[SOURCE TEXT — start]

Julianna W. Miner is one half of the successful humor blog Rants From MommyLand and is a regular contributor to the comedy page of The Huffington Post.  She adores her three small children, in spite of the fact that they are little terror suspects.

Julie grew up in Princeton, NJ in the “town” rather than “gown” category. In 1995, she earned a BA from the University of Massachusetts at Amherst in Social Thought and Political Economy.  In 1997, she received a Master of Public Health degree from the University of Michigan. She met her husband in Ann Arbor (she was his waitress) and they’ve been happily married forever.

Over the next ten years, she worked in Social Marketing and Strategic Planning for a variety of Public Health agencies. This included publishing articles on cancer research and holding lofty titles such as Deputy Director, which filled her head with visions of Barney Fife-like authority but really just meant cool business cards.

[SOURCE TEXT — finish]

— WHAT THIS EXERCISE ASKS —
1 – Translate this sentence from the bio into Spanish: "In 1997, she received a Master of Public Health degree from the University of Michigan."
2 – Set down, word for word, the part of the bio that opens with the words containing "Julie grew up" and closes with "cool business cards.".
3 – List every publication and institution that the bio names.

[THE DATA — start]

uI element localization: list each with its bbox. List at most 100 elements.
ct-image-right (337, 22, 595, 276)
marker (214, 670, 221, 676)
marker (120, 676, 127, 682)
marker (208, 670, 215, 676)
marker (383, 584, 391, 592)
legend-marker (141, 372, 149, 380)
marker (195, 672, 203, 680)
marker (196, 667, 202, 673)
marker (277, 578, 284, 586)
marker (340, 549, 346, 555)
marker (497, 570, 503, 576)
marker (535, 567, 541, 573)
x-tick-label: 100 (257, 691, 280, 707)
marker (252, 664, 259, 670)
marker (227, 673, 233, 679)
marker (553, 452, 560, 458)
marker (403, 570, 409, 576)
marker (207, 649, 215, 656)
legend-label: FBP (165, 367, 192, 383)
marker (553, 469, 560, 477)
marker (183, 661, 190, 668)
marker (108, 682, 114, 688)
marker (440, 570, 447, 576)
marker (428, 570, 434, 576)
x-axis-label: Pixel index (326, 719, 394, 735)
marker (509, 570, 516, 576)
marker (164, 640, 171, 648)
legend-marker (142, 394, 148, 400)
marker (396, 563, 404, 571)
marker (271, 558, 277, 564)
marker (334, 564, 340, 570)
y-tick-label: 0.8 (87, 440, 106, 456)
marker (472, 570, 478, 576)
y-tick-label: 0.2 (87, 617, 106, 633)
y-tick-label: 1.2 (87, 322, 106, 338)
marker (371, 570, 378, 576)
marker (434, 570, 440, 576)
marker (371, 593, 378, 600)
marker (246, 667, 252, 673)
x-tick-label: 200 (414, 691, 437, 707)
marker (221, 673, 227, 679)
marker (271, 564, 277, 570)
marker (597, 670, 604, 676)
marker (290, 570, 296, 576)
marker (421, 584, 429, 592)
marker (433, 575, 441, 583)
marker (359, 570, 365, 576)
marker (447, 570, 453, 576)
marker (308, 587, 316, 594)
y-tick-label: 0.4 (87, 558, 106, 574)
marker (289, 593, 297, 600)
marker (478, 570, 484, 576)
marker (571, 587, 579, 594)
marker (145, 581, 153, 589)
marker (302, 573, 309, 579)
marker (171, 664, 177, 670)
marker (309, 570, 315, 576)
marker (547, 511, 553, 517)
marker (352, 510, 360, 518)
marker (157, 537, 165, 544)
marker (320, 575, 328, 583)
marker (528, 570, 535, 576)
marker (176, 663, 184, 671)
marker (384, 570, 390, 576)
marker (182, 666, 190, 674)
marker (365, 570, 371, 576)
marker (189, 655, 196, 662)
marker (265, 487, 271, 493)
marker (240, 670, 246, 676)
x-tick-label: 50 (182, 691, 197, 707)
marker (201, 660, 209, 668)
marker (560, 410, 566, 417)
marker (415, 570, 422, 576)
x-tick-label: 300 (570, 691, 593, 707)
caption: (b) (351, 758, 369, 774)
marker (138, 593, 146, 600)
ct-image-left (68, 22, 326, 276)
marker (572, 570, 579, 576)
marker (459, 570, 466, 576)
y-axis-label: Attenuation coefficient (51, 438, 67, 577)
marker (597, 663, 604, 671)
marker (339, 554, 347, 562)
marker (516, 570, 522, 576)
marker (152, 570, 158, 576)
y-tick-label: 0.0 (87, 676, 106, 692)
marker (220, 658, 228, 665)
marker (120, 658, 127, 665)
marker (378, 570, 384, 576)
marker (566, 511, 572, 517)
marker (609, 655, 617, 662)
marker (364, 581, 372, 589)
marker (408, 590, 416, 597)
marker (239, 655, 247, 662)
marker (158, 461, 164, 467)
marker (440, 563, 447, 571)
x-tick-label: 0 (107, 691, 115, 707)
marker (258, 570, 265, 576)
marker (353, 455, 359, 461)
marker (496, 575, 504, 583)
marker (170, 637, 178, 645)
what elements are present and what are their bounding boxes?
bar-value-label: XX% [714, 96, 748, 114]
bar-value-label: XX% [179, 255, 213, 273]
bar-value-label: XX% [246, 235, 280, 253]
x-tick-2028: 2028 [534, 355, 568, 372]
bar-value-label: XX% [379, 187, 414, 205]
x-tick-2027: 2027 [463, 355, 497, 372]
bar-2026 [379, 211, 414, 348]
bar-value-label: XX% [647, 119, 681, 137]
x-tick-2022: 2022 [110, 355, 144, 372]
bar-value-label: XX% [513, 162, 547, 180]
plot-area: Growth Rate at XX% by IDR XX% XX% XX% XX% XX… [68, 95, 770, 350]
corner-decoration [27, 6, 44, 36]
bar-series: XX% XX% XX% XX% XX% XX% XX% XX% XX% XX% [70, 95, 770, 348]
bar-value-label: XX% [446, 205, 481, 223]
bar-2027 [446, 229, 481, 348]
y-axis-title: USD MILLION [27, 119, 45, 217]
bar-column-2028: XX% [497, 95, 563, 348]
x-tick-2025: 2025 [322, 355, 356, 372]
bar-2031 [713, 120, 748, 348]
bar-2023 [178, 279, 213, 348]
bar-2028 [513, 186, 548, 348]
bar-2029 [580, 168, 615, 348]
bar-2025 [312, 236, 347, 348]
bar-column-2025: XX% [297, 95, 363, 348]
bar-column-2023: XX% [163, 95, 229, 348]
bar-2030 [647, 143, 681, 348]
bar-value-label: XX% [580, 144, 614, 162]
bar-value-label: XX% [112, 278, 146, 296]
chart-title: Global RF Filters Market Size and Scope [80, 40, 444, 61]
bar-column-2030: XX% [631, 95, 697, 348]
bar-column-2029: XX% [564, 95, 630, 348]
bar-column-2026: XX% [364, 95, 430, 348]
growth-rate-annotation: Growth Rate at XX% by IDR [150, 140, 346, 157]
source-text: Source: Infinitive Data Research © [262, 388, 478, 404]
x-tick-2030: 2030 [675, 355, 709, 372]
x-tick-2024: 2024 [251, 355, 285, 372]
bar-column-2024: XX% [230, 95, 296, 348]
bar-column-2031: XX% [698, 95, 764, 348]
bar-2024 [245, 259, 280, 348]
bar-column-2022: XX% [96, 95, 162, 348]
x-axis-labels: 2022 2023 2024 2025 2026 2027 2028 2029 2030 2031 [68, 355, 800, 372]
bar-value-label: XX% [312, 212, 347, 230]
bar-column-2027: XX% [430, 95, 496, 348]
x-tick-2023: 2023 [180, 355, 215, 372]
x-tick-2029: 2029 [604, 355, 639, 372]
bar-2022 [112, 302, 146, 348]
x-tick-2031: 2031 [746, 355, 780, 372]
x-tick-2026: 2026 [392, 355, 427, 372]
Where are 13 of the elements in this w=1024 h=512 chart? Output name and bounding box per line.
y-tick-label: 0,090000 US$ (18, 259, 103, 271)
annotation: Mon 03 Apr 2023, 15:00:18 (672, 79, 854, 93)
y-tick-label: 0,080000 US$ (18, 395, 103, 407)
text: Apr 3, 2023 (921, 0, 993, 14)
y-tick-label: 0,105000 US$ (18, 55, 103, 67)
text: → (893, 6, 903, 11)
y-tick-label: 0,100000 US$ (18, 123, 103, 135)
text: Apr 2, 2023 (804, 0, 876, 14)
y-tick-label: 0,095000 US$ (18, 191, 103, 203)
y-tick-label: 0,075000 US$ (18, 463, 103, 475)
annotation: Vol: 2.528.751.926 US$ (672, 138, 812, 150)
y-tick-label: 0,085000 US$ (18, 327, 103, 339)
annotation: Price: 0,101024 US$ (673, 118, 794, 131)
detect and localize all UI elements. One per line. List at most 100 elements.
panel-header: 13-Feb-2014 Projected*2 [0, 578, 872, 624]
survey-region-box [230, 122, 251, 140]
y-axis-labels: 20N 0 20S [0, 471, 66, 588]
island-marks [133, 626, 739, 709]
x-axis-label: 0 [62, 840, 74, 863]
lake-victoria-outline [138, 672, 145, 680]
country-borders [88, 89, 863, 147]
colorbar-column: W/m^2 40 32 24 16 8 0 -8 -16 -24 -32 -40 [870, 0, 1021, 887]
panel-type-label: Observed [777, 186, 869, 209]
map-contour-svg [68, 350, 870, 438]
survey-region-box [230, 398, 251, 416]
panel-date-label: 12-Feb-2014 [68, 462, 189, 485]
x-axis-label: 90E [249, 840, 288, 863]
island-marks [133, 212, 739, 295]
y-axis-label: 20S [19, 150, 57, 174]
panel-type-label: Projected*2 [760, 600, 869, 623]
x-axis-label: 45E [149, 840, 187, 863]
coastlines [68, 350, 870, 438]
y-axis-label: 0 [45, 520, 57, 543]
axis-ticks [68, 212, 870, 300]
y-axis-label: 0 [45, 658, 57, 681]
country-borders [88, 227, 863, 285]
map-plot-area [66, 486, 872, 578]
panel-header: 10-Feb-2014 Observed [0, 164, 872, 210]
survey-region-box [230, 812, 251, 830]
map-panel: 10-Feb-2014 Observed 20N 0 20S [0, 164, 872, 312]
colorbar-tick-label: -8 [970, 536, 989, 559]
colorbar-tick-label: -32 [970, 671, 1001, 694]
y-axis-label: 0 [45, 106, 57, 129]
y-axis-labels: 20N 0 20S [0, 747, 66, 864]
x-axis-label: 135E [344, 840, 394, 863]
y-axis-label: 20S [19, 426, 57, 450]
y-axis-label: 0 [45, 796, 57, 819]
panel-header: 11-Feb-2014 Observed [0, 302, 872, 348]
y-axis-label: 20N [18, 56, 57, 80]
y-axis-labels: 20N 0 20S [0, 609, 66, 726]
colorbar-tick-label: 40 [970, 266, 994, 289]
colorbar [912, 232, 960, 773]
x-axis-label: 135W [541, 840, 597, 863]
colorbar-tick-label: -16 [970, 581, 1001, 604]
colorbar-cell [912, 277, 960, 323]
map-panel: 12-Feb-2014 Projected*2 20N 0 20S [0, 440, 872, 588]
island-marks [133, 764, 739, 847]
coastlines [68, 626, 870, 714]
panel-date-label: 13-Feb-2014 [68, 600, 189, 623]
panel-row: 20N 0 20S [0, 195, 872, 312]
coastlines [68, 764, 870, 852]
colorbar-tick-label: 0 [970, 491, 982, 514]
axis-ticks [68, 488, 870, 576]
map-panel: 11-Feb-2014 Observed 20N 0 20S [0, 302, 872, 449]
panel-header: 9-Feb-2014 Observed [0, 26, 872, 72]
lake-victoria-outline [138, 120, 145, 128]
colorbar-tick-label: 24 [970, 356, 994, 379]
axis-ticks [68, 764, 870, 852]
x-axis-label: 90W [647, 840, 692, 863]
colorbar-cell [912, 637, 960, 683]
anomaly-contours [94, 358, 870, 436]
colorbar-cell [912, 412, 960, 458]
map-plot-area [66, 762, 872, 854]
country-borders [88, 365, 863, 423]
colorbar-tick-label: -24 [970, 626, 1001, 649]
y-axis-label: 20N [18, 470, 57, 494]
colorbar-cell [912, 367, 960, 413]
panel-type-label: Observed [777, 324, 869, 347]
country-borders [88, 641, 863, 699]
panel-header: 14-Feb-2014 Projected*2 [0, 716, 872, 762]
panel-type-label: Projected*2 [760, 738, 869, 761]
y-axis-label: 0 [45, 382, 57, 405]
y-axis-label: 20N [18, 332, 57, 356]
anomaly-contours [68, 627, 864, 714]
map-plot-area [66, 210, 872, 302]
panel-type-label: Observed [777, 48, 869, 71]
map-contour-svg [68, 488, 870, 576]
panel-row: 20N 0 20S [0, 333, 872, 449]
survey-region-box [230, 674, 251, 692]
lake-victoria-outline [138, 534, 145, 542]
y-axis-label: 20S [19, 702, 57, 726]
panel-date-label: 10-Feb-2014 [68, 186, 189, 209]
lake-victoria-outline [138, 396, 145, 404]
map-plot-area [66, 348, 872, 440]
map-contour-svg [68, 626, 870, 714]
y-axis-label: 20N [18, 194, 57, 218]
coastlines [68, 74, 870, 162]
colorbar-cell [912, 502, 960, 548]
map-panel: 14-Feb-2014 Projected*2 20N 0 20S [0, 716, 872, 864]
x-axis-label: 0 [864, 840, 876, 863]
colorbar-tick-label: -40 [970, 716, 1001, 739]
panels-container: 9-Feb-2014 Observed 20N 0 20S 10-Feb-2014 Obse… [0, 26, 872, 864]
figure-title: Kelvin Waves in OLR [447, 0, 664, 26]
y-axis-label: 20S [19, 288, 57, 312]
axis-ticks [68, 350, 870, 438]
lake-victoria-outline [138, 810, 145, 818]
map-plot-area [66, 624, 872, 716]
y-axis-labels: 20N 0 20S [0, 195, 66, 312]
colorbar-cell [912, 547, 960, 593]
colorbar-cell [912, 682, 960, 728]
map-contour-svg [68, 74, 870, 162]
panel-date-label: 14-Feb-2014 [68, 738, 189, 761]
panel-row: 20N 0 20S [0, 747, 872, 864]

[THE DATA — finish]

— RESPONSES IN ORDER —
1 – En 1997 recibió un título de Maestría en Salud Pública de la Universidad de Michigan.

2 –
Julie grew up in Princeton, NJ in the “town” rather than “gown” category. In 1995, she earned a BA from the University of Massachusetts at Amherst in Social Thought and Political Economy.  In 1997, she received a Master of Public Health degree from the University of Michigan. She met her husband in Ann Arbor (she was his waitress) and they’ve been happily married forever.

Over the next ten years, she worked in Social Marketing and Strategic Planning for a variety of Public Health agencies. This included publishing articles on cancer research and holding lofty titles such as Deputy Director, which filled her head with visions of Barney Fife-like authority but really just meant cool business cards.

3 –
Rants From MommyLand
The Huffington Post
University of Massachusetts at Amherst
University of Michigan